[begin Entries shown]

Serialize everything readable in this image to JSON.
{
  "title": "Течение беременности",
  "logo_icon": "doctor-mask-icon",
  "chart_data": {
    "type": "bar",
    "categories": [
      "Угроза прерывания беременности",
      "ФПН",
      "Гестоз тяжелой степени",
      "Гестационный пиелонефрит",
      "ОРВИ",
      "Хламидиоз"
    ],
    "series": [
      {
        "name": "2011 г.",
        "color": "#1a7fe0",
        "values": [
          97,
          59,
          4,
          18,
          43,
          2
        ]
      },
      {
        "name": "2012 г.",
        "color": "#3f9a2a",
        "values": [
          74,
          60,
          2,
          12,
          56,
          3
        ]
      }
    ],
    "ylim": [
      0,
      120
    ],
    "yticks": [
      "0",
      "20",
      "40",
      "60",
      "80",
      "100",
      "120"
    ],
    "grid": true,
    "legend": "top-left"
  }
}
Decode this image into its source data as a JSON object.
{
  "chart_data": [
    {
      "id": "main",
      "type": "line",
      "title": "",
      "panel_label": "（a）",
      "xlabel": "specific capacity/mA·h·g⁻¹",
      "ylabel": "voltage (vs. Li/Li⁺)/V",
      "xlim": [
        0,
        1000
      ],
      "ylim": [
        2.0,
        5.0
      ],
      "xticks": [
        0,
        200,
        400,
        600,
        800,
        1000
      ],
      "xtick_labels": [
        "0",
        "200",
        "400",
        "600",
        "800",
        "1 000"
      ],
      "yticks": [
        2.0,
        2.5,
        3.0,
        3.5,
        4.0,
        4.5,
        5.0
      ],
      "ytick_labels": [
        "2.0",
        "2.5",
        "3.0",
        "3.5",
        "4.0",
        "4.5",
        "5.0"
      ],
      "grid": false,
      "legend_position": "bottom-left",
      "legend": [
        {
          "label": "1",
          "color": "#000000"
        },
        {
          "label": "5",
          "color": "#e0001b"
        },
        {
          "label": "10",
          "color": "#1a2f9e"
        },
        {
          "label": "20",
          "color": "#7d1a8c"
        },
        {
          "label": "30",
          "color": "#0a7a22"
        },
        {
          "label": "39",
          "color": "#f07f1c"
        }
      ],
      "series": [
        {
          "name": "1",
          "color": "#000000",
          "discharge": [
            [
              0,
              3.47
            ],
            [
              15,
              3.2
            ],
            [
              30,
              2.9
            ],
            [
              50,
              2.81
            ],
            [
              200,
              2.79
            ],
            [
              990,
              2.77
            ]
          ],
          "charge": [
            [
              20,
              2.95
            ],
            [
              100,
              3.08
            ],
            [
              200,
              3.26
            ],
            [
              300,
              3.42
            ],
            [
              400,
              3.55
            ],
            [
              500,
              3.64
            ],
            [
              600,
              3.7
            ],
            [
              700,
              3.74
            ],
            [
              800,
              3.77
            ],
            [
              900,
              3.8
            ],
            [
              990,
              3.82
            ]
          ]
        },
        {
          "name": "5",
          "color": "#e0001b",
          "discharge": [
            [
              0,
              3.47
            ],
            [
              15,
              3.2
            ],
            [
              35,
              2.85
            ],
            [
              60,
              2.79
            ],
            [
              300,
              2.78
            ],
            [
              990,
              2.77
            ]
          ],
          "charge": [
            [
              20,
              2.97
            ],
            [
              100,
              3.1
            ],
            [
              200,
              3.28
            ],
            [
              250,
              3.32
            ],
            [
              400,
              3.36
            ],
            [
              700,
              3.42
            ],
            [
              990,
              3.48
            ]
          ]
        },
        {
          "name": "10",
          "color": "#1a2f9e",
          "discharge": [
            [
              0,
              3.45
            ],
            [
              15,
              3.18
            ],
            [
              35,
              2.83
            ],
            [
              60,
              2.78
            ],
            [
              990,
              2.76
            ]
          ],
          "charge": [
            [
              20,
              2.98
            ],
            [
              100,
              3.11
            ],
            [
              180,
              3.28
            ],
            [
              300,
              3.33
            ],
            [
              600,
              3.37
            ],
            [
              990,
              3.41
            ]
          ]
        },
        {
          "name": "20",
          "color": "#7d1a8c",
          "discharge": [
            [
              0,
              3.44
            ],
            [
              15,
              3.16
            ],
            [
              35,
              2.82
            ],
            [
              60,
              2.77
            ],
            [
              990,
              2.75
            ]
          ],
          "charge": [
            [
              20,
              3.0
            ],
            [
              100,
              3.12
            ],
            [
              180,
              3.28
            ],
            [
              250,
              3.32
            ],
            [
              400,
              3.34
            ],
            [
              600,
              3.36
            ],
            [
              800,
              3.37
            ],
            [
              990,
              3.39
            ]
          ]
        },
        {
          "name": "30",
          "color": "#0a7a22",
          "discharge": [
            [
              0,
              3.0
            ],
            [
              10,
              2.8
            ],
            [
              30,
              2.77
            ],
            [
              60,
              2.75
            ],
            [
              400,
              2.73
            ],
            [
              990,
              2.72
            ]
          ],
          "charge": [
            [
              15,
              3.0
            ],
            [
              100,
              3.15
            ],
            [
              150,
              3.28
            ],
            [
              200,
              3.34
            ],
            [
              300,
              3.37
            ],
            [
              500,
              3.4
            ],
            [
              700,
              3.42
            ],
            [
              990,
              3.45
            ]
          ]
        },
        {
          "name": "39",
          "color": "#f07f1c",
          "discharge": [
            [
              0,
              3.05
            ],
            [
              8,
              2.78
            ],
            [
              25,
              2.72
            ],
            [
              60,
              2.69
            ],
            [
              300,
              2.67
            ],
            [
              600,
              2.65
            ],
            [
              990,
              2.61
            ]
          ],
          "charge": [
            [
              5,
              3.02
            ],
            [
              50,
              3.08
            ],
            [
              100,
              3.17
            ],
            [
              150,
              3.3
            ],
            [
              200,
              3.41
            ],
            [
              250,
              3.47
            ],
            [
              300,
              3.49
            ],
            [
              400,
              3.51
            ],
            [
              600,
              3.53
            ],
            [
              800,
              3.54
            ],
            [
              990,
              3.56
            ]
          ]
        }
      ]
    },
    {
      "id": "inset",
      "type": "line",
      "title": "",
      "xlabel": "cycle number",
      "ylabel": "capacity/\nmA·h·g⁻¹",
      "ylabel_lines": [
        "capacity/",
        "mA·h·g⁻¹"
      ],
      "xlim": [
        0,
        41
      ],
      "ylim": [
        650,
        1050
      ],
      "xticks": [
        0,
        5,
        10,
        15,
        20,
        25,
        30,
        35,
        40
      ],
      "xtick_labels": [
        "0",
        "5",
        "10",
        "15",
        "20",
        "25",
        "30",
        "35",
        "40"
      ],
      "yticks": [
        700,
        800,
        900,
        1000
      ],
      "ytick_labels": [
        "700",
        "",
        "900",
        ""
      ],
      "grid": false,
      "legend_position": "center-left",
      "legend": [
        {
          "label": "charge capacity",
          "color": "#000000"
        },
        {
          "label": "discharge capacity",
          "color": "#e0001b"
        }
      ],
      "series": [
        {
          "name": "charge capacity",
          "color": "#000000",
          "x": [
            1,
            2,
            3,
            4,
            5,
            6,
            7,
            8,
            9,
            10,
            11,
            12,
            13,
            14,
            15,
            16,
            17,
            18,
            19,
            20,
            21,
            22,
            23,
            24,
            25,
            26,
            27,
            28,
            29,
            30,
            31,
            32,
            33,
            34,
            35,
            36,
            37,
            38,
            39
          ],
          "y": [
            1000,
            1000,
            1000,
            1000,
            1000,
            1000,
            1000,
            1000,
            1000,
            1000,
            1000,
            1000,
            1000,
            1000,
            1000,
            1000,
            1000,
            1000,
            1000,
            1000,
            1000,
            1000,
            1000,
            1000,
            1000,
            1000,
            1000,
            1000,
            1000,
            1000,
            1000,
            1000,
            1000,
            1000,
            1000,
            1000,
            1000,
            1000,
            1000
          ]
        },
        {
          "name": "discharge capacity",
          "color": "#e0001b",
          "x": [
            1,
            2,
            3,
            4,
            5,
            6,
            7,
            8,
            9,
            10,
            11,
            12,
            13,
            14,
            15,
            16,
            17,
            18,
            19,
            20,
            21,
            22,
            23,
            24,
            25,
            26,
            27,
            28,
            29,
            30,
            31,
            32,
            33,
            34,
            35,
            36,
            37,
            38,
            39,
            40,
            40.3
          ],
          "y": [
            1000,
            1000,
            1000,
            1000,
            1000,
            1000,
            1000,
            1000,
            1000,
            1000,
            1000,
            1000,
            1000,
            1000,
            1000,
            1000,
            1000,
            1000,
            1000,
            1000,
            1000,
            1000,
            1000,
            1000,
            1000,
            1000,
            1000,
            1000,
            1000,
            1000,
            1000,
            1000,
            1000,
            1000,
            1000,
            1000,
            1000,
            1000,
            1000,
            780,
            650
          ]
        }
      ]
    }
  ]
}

[end Entries shown]

Goal of the exercise |
Make a list of all lines in the data that contain "capacity".

Reply to the exercise |
      "xlabel": "specific capacity/mA·h·g⁻¹",
      "ylabel": "capacity/\nmA·h·g⁻¹",
        "capacity/",
          "label": "charge capacity",
          "label": "discharge capacity",
          "name": "charge capacity",
          "name": "discharge capacity",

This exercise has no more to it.